──────── INPUT ROWS

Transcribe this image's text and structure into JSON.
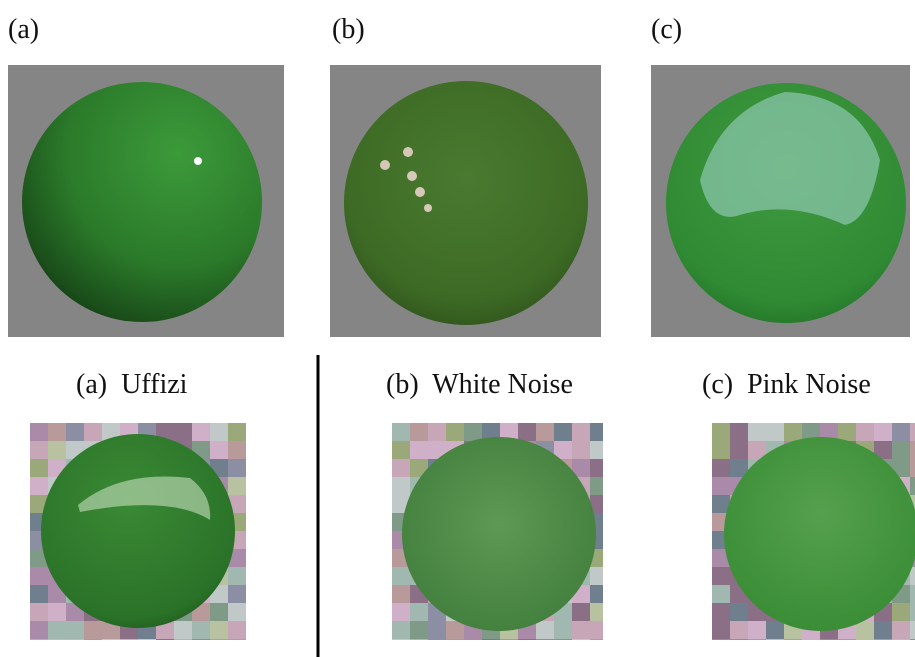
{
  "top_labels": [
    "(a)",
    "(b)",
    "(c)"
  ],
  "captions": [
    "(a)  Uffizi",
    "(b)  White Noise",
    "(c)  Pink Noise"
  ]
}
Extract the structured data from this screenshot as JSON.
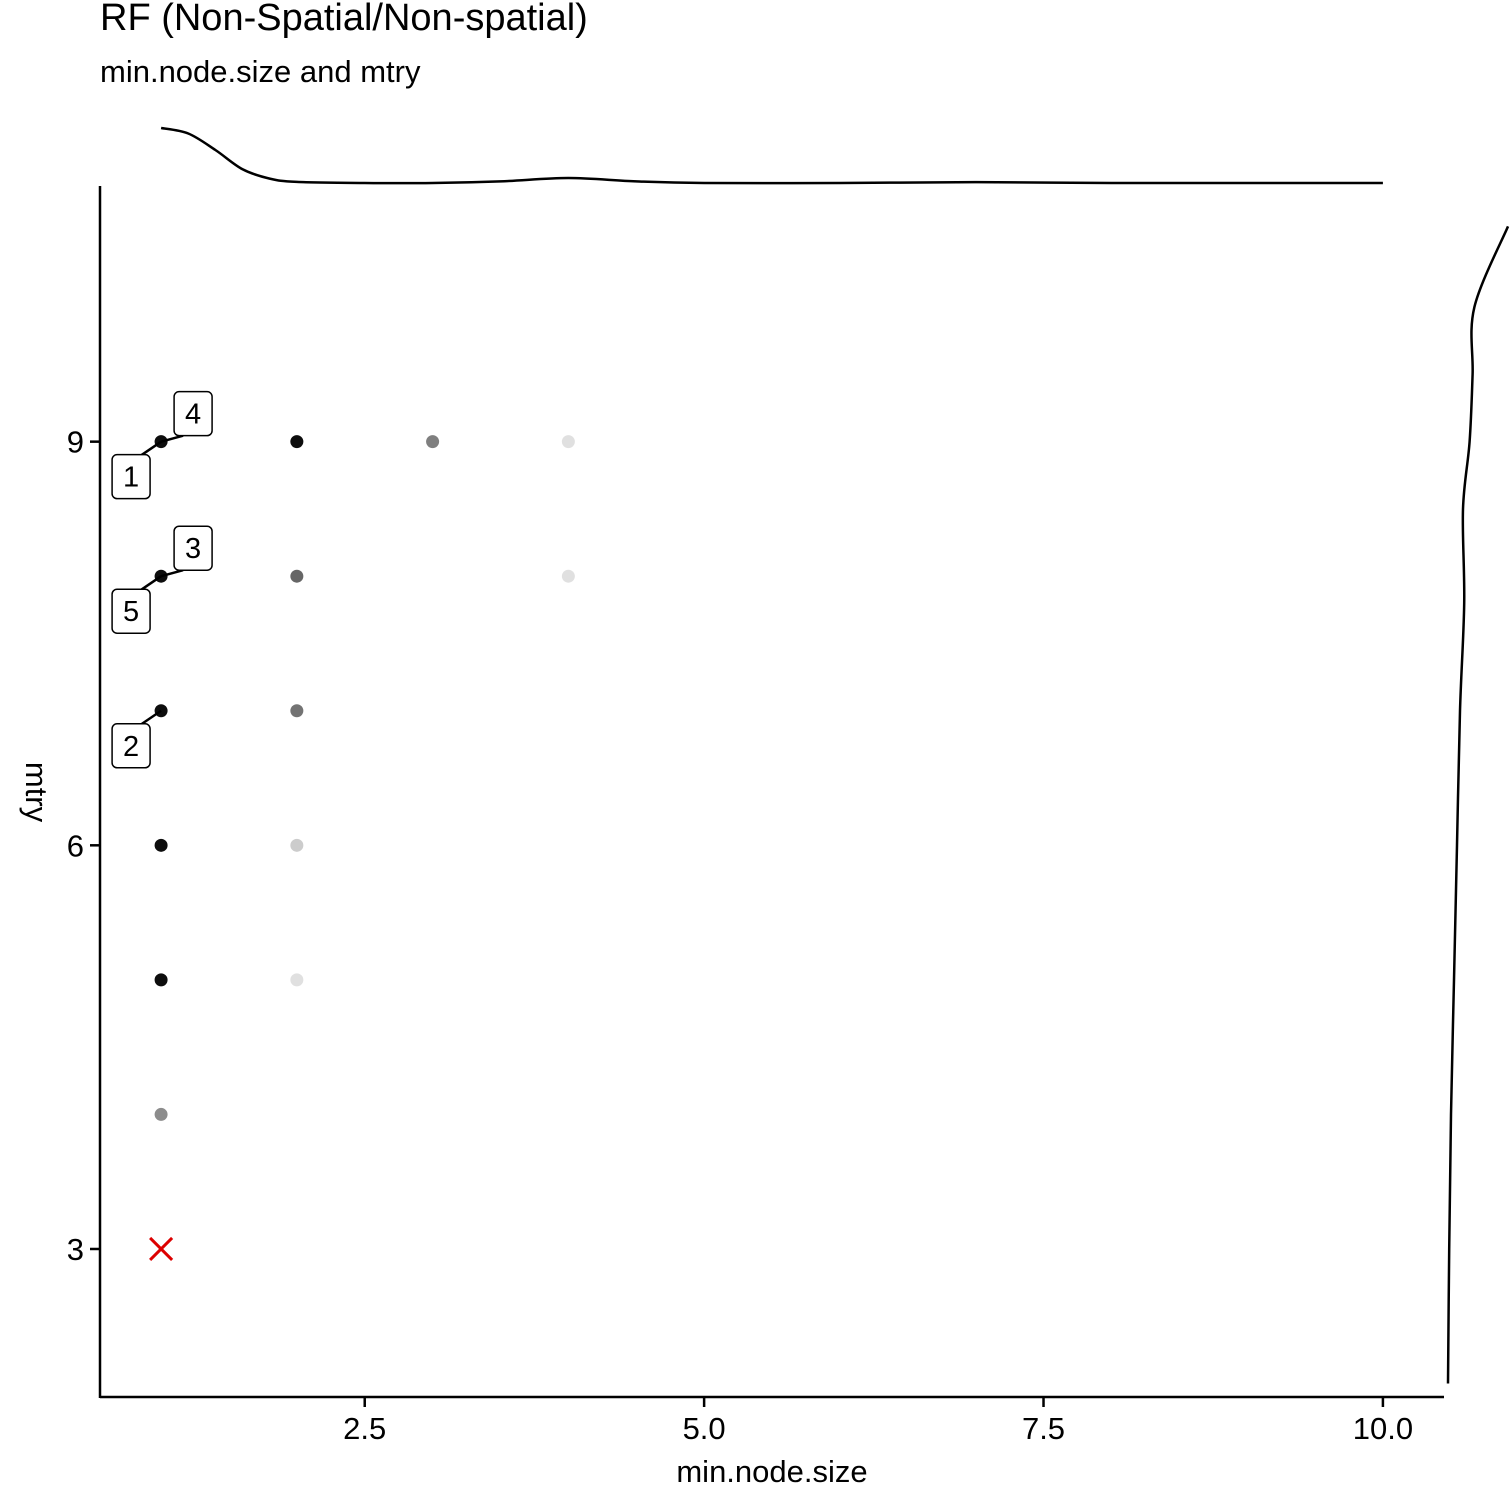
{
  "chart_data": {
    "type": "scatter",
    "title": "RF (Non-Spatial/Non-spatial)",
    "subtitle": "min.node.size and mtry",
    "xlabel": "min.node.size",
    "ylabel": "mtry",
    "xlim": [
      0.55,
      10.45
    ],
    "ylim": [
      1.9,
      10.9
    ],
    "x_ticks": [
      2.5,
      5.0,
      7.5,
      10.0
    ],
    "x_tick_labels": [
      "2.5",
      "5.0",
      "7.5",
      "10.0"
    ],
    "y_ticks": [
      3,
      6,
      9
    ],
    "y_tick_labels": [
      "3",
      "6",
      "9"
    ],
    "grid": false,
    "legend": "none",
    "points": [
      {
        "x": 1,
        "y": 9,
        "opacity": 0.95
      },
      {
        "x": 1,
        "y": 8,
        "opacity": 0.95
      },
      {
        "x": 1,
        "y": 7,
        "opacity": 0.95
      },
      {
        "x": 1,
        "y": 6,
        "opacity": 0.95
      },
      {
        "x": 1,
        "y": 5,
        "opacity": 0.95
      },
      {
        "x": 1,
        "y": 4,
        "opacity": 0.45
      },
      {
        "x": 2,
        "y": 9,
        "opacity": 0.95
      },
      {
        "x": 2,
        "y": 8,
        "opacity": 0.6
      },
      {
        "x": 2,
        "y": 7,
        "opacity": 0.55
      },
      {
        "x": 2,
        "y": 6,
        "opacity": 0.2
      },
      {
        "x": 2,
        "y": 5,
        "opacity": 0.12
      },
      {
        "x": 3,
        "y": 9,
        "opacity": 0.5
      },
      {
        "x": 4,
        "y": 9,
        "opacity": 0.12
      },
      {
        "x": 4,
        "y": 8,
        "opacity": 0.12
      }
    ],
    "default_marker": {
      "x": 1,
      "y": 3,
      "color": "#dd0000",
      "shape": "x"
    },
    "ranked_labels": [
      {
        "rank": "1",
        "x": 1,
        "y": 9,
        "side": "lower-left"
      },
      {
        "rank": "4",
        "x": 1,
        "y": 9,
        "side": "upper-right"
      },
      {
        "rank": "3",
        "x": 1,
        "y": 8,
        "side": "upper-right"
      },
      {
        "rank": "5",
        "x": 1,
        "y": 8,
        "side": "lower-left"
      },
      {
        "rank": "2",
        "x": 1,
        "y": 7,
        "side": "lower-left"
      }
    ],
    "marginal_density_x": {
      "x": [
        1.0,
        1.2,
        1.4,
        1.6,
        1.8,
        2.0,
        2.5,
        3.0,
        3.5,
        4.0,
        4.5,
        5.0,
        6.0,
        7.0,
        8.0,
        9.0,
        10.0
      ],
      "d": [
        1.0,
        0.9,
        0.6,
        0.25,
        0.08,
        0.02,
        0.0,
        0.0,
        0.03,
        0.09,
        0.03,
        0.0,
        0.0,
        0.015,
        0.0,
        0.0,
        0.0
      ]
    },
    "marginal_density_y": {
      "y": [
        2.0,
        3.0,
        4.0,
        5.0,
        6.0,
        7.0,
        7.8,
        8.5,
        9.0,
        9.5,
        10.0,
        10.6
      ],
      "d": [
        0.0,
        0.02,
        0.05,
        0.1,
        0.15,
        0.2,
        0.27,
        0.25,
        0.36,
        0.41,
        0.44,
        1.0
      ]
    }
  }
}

────────────────
──────── INPUT ROWS

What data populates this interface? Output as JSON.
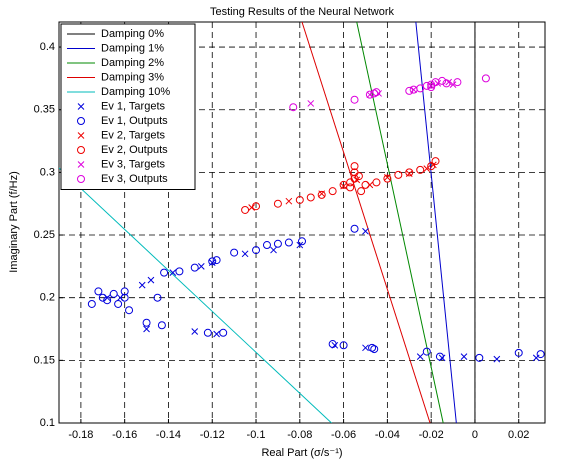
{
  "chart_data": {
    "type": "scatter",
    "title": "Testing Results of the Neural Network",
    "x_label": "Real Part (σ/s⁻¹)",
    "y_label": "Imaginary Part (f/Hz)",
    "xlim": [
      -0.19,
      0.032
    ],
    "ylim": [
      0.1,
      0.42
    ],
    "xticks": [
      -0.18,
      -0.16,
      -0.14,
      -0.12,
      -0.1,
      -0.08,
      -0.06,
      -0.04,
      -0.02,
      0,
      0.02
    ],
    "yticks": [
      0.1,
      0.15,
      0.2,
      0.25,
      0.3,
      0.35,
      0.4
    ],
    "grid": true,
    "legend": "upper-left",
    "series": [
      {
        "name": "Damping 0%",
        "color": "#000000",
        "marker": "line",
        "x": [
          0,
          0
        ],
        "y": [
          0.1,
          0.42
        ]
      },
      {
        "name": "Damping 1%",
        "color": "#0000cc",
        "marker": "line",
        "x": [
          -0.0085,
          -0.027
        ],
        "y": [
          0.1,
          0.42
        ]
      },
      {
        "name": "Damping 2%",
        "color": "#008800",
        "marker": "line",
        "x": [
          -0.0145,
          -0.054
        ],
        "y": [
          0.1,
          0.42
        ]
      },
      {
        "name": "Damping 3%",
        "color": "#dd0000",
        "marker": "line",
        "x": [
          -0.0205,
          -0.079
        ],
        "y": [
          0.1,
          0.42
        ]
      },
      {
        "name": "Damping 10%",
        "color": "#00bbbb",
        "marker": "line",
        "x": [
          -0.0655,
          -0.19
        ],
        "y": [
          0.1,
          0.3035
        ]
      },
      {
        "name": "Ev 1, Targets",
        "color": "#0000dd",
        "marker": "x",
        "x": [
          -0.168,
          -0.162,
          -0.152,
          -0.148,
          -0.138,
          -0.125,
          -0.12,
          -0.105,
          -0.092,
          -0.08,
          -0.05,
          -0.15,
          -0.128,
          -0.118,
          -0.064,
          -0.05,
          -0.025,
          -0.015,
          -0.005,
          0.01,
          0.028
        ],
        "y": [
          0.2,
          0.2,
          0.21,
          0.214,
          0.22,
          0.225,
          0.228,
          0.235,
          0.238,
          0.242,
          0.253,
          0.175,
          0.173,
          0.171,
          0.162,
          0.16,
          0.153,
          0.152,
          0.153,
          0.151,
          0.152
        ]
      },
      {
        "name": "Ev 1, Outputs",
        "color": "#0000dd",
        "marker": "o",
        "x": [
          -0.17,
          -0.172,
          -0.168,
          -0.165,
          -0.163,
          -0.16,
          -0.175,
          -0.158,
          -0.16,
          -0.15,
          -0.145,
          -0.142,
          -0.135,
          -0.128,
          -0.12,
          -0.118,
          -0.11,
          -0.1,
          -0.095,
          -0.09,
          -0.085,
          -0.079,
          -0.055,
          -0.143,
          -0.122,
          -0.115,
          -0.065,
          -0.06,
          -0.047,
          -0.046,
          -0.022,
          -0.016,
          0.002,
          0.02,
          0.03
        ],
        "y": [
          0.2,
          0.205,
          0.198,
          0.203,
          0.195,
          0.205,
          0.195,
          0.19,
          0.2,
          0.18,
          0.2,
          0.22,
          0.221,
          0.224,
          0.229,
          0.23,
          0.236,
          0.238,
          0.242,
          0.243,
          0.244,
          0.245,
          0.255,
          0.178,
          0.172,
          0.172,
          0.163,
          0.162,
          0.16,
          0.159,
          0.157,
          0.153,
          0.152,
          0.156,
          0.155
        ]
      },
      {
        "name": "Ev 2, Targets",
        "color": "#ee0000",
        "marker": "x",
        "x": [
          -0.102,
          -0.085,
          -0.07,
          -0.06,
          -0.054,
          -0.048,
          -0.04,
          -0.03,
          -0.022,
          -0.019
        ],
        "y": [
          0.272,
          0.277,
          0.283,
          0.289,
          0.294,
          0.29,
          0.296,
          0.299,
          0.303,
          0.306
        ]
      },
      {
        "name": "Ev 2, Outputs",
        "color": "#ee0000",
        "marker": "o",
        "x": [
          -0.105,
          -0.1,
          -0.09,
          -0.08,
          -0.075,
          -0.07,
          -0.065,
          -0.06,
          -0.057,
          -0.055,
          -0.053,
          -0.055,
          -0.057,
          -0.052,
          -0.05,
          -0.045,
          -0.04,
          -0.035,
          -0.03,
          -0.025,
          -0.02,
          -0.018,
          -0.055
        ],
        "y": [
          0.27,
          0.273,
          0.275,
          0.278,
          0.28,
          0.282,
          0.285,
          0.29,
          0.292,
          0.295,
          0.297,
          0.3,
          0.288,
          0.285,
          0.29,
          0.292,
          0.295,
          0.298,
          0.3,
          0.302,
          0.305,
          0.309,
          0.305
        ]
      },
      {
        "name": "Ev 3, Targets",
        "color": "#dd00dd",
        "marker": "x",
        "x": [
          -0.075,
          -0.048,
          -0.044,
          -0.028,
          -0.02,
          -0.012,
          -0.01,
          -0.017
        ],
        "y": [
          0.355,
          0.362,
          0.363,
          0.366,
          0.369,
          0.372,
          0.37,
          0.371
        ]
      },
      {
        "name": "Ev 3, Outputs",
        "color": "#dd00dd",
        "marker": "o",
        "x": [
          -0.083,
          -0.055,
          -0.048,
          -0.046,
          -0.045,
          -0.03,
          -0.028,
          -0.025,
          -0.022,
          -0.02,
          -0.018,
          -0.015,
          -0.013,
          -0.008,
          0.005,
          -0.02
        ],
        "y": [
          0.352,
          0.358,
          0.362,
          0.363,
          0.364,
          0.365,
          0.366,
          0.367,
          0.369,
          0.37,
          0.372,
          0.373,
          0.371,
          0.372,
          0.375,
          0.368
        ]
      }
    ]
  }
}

────────────────

Gather all lines from the listing above in which "Part" occurs.

    "x_label": "Real Part (σ/s⁻¹)",
    "y_label": "Imaginary Part (f/Hz)",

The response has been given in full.